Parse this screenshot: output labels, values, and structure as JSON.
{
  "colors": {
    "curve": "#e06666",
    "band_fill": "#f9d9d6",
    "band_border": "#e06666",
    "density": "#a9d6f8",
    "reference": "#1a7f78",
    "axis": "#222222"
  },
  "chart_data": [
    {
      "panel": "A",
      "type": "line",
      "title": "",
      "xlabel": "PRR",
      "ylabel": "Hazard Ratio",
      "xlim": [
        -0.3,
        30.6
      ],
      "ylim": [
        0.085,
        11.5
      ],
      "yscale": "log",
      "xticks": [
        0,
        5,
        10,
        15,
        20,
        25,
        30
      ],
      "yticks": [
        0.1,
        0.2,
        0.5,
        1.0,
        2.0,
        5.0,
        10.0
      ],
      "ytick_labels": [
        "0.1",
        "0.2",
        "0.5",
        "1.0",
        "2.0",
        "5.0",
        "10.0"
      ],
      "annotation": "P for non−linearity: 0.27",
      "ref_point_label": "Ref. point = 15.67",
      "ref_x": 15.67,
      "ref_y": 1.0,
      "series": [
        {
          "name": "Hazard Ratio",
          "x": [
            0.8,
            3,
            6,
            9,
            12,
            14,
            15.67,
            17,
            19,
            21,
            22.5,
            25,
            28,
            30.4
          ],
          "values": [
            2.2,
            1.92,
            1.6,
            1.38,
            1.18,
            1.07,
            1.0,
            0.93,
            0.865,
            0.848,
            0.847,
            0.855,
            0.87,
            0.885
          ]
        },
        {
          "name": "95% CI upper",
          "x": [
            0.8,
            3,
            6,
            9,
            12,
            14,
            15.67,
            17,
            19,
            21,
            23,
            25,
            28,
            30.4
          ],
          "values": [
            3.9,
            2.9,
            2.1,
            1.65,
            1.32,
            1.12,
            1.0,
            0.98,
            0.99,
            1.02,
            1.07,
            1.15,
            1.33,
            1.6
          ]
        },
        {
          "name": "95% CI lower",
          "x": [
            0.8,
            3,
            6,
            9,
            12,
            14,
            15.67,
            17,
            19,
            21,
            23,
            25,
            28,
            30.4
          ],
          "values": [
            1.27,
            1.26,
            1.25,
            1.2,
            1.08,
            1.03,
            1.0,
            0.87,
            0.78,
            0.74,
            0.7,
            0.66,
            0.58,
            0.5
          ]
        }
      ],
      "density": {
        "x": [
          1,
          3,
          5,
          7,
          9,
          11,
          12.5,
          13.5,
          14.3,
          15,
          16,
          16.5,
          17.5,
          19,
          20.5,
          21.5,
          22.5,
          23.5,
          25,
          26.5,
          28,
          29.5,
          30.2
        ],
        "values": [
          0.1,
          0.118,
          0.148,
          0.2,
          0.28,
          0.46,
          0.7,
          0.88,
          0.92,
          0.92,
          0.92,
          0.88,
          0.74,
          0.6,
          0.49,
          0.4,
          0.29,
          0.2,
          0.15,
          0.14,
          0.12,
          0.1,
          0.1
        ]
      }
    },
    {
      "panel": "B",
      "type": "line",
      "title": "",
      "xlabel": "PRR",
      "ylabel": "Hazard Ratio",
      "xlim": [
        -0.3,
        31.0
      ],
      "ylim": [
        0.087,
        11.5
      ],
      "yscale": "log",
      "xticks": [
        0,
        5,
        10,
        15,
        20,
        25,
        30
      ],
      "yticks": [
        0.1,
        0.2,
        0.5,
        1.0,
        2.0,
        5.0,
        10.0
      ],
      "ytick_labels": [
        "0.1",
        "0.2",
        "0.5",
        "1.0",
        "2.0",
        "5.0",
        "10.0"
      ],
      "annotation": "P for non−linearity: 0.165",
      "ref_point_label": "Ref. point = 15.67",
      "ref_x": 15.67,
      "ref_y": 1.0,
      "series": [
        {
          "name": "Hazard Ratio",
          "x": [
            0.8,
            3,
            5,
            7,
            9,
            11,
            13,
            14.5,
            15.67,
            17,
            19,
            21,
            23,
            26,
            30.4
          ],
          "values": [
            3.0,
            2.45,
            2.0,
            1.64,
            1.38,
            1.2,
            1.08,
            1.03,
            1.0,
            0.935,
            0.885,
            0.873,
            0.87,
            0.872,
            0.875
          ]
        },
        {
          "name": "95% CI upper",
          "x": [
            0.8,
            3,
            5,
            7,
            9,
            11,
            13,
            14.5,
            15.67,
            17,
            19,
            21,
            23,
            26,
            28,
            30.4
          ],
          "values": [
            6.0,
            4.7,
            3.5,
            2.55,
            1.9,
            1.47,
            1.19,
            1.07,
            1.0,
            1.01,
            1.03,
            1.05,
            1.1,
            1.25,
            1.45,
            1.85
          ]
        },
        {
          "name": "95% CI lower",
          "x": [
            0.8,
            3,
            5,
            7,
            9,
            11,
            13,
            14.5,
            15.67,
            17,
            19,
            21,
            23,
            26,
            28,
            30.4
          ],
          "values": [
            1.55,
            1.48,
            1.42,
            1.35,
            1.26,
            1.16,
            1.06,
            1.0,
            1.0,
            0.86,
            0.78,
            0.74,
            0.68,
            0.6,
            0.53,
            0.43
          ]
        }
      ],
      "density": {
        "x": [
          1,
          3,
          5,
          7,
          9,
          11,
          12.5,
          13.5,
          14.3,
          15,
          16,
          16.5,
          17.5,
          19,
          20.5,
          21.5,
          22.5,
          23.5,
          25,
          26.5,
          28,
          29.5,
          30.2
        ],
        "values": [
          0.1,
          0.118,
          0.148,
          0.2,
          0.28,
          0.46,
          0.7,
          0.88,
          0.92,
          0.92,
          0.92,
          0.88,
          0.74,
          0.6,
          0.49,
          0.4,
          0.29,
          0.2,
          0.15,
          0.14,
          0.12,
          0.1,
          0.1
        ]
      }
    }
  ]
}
+-------+
● **Your instructions**: Transcribe each record exactly. Leave nothing out.

● **Answer to the problem**:
Parse this screenshot: output labels, values, and structure as JSON.
{
  "colors": {
    "curve": "#e06666",
    "band_fill": "#f9d9d6",
    "band_border": "#e06666",
    "density": "#a9d6f8",
    "reference": "#1a7f78",
    "axis": "#222222"
  },
  "chart_data": [
    {
      "panel": "A",
      "type": "line",
      "title": "",
      "xlabel": "PRR",
      "ylabel": "Hazard Ratio",
      "xlim": [
        -0.3,
        30.6
      ],
      "ylim": [
        0.085,
        11.5
      ],
      "yscale": "log",
      "xticks": [
        0,
        5,
        10,
        15,
        20,
        25,
        30
      ],
      "yticks": [
        0.1,
        0.2,
        0.5,
        1.0,
        2.0,
        5.0,
        10.0
      ],
      "ytick_labels": [
        "0.1",
        "0.2",
        "0.5",
        "1.0",
        "2.0",
        "5.0",
        "10.0"
      ],
      "annotation": "P for non−linearity: 0.27",
      "ref_point_label": "Ref. point = 15.67",
      "ref_x": 15.67,
      "ref_y": 1.0,
      "series": [
        {
          "name": "Hazard Ratio",
          "x": [
            0.8,
            3,
            6,
            9,
            12,
            14,
            15.67,
            17,
            19,
            21,
            22.5,
            25,
            28,
            30.4
          ],
          "values": [
            2.2,
            1.92,
            1.6,
            1.38,
            1.18,
            1.07,
            1.0,
            0.93,
            0.865,
            0.848,
            0.847,
            0.855,
            0.87,
            0.885
          ]
        },
        {
          "name": "95% CI upper",
          "x": [
            0.8,
            3,
            6,
            9,
            12,
            14,
            15.67,
            17,
            19,
            21,
            23,
            25,
            28,
            30.4
          ],
          "values": [
            3.9,
            2.9,
            2.1,
            1.65,
            1.32,
            1.12,
            1.0,
            0.98,
            0.99,
            1.02,
            1.07,
            1.15,
            1.33,
            1.6
          ]
        },
        {
          "name": "95% CI lower",
          "x": [
            0.8,
            3,
            6,
            9,
            12,
            14,
            15.67,
            17,
            19,
            21,
            23,
            25,
            28,
            30.4
          ],
          "values": [
            1.27,
            1.26,
            1.25,
            1.2,
            1.08,
            1.03,
            1.0,
            0.87,
            0.78,
            0.74,
            0.7,
            0.66,
            0.58,
            0.5
          ]
        }
      ],
      "density": {
        "x": [
          1,
          3,
          5,
          7,
          9,
          11,
          12.5,
          13.5,
          14.3,
          15,
          16,
          16.5,
          17.5,
          19,
          20.5,
          21.5,
          22.5,
          23.5,
          25,
          26.5,
          28,
          29.5,
          30.2
        ],
        "values": [
          0.1,
          0.118,
          0.148,
          0.2,
          0.28,
          0.46,
          0.7,
          0.88,
          0.92,
          0.92,
          0.92,
          0.88,
          0.74,
          0.6,
          0.49,
          0.4,
          0.29,
          0.2,
          0.15,
          0.14,
          0.12,
          0.1,
          0.1
        ]
      }
    },
    {
      "panel": "B",
      "type": "line",
      "title": "",
      "xlabel": "PRR",
      "ylabel": "Hazard Ratio",
      "xlim": [
        -0.3,
        31.0
      ],
      "ylim": [
        0.087,
        11.5
      ],
      "yscale": "log",
      "xticks": [
        0,
        5,
        10,
        15,
        20,
        25,
        30
      ],
      "yticks": [
        0.1,
        0.2,
        0.5,
        1.0,
        2.0,
        5.0,
        10.0
      ],
      "ytick_labels": [
        "0.1",
        "0.2",
        "0.5",
        "1.0",
        "2.0",
        "5.0",
        "10.0"
      ],
      "annotation": "P for non−linearity: 0.165",
      "ref_point_label": "Ref. point = 15.67",
      "ref_x": 15.67,
      "ref_y": 1.0,
      "series": [
        {
          "name": "Hazard Ratio",
          "x": [
            0.8,
            3,
            5,
            7,
            9,
            11,
            13,
            14.5,
            15.67,
            17,
            19,
            21,
            23,
            26,
            30.4
          ],
          "values": [
            3.0,
            2.45,
            2.0,
            1.64,
            1.38,
            1.2,
            1.08,
            1.03,
            1.0,
            0.935,
            0.885,
            0.873,
            0.87,
            0.872,
            0.875
          ]
        },
        {
          "name": "95% CI upper",
          "x": [
            0.8,
            3,
            5,
            7,
            9,
            11,
            13,
            14.5,
            15.67,
            17,
            19,
            21,
            23,
            26,
            28,
            30.4
          ],
          "values": [
            6.0,
            4.7,
            3.5,
            2.55,
            1.9,
            1.47,
            1.19,
            1.07,
            1.0,
            1.01,
            1.03,
            1.05,
            1.1,
            1.25,
            1.45,
            1.85
          ]
        },
        {
          "name": "95% CI lower",
          "x": [
            0.8,
            3,
            5,
            7,
            9,
            11,
            13,
            14.5,
            15.67,
            17,
            19,
            21,
            23,
            26,
            28,
            30.4
          ],
          "values": [
            1.55,
            1.48,
            1.42,
            1.35,
            1.26,
            1.16,
            1.06,
            1.0,
            1.0,
            0.86,
            0.78,
            0.74,
            0.68,
            0.6,
            0.53,
            0.43
          ]
        }
      ],
      "density": {
        "x": [
          1,
          3,
          5,
          7,
          9,
          11,
          12.5,
          13.5,
          14.3,
          15,
          16,
          16.5,
          17.5,
          19,
          20.5,
          21.5,
          22.5,
          23.5,
          25,
          26.5,
          28,
          29.5,
          30.2
        ],
        "values": [
          0.1,
          0.118,
          0.148,
          0.2,
          0.28,
          0.46,
          0.7,
          0.88,
          0.92,
          0.92,
          0.92,
          0.88,
          0.74,
          0.6,
          0.49,
          0.4,
          0.29,
          0.2,
          0.15,
          0.14,
          0.12,
          0.1,
          0.1
        ]
      }
    }
  ]
}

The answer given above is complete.